Written problem:
Here are some records; copy every line that holds the word "Birim".
-- START Data section --
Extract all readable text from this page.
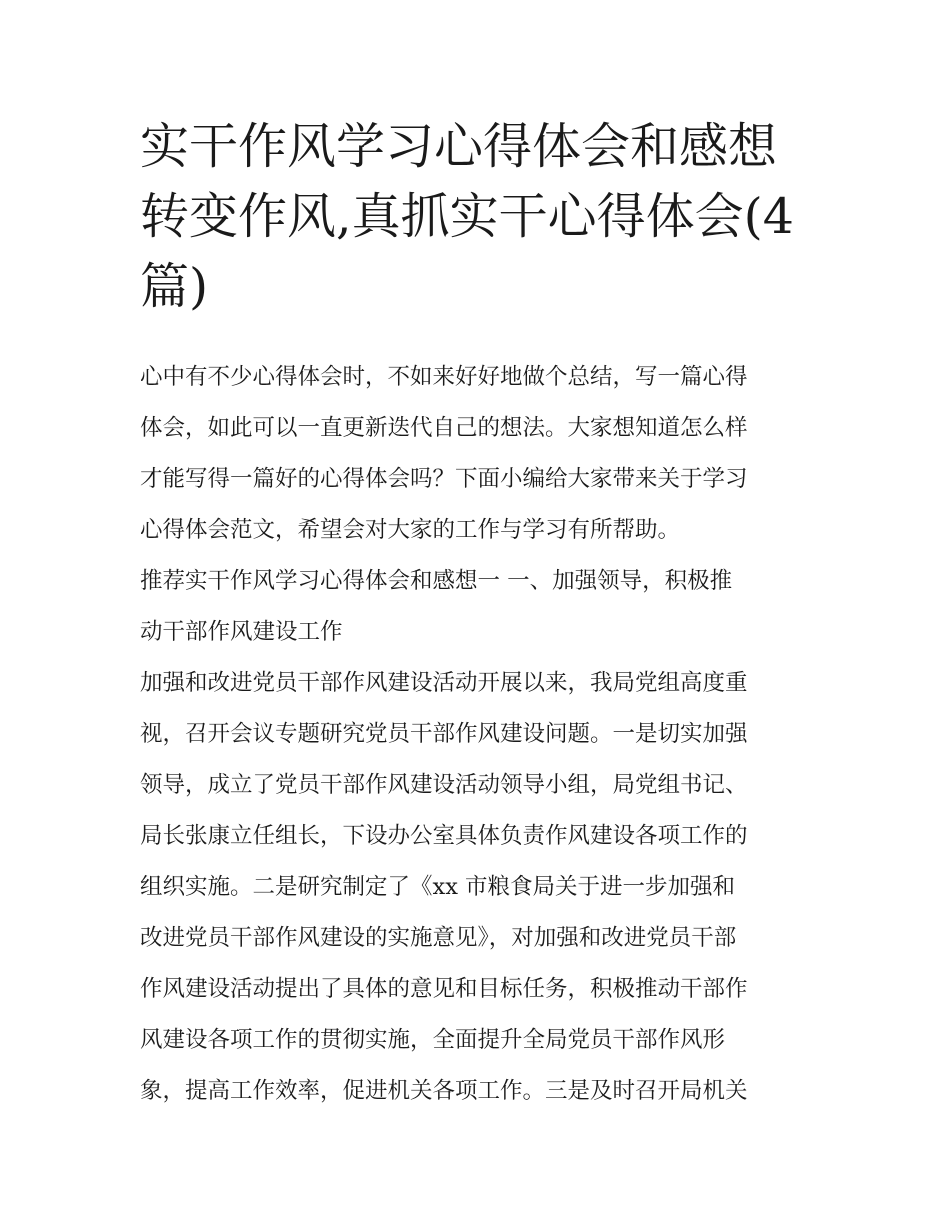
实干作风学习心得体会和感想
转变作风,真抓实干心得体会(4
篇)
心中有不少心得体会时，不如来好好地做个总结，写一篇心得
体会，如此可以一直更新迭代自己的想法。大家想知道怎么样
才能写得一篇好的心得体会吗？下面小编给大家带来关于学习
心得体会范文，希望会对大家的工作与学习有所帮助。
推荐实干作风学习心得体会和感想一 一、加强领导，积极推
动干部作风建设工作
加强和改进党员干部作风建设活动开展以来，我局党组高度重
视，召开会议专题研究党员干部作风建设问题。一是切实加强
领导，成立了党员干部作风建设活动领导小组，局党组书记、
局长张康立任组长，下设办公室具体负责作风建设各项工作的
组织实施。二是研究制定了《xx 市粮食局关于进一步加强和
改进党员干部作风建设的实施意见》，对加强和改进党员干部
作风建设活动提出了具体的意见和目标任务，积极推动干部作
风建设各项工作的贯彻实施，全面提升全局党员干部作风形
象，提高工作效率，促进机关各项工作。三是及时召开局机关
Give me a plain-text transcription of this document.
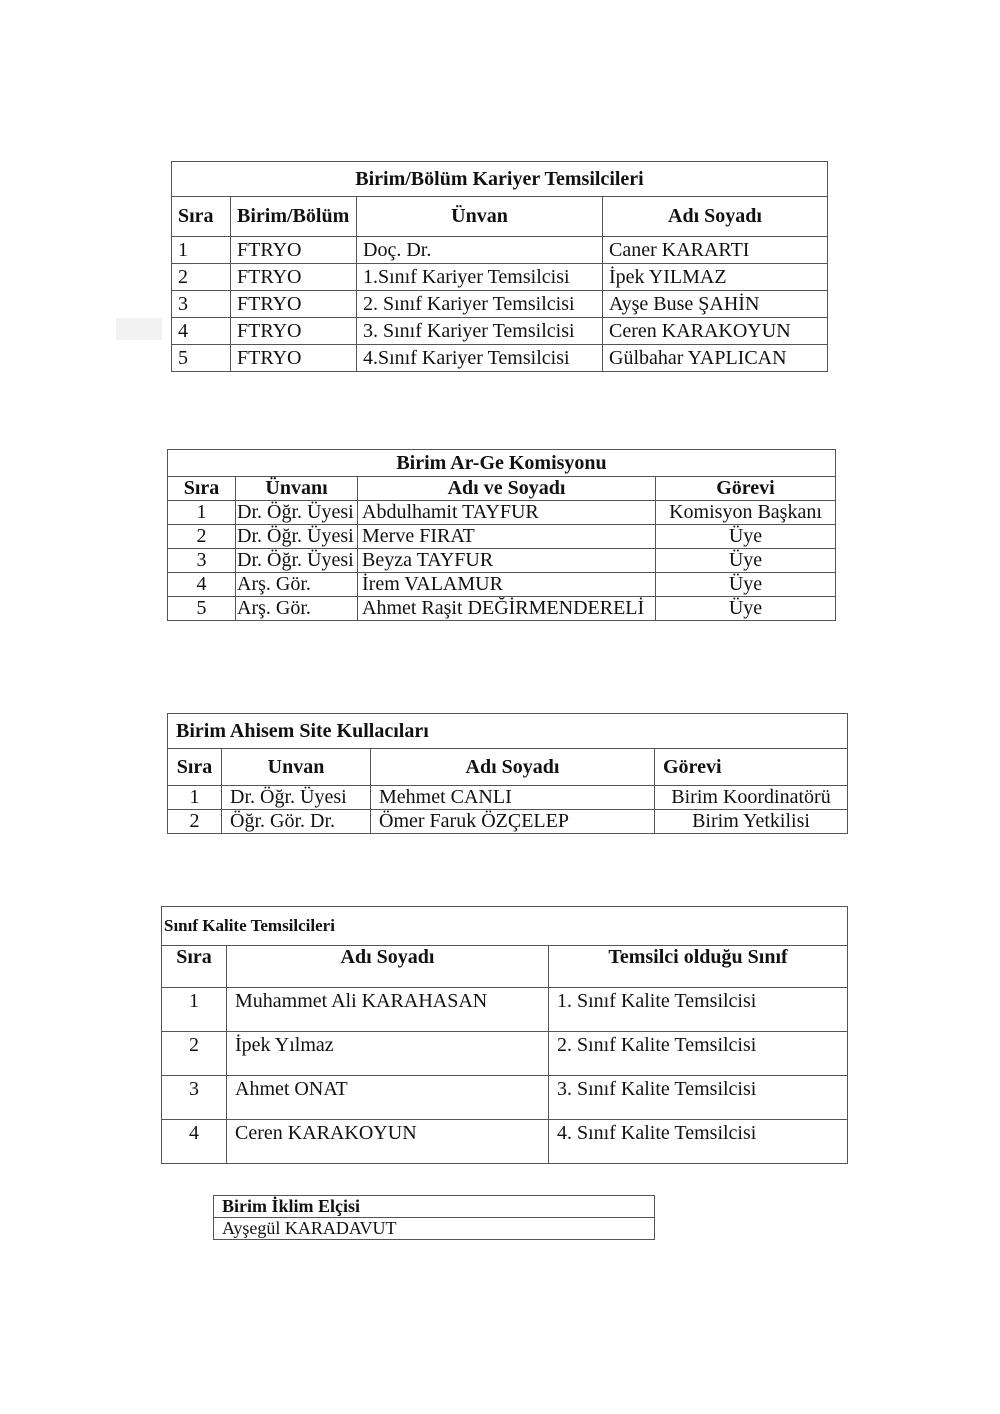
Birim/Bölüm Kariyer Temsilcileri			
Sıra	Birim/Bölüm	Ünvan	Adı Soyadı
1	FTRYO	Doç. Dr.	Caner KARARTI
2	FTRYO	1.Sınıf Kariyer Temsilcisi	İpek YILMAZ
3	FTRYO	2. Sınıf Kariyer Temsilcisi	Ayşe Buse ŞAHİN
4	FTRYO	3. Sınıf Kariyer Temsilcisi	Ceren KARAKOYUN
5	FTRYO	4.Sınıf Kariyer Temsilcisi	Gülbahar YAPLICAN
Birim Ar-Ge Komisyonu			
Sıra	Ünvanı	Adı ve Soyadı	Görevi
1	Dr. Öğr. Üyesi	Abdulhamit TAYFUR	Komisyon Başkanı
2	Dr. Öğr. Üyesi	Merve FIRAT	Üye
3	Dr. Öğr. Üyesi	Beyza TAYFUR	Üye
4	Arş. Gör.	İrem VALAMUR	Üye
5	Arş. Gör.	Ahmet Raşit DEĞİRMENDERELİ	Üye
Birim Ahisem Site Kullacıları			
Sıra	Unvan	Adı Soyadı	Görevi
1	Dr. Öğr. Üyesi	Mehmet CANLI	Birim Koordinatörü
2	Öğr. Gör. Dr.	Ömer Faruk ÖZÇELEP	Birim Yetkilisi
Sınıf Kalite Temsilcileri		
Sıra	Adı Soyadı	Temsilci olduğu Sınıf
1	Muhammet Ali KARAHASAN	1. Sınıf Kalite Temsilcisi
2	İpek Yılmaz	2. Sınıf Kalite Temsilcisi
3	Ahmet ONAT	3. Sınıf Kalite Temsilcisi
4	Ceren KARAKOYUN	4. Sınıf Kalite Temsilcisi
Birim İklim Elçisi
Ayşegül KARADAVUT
-- END Data section --
Exercise response:
Birim/Bölüm Kariyer Temsilcileri			
Sıra	Birim/Bölüm	Ünvan	Adı Soyadı
Birim Ar-Ge Komisyonu			
Birim Ahisem Site Kullacıları			
1	Dr. Öğr. Üyesi	Mehmet CANLI	Birim Koordinatörü
2	Öğr. Gör. Dr.	Ömer Faruk ÖZÇELEP	Birim Yetkilisi
Birim İklim Elçisi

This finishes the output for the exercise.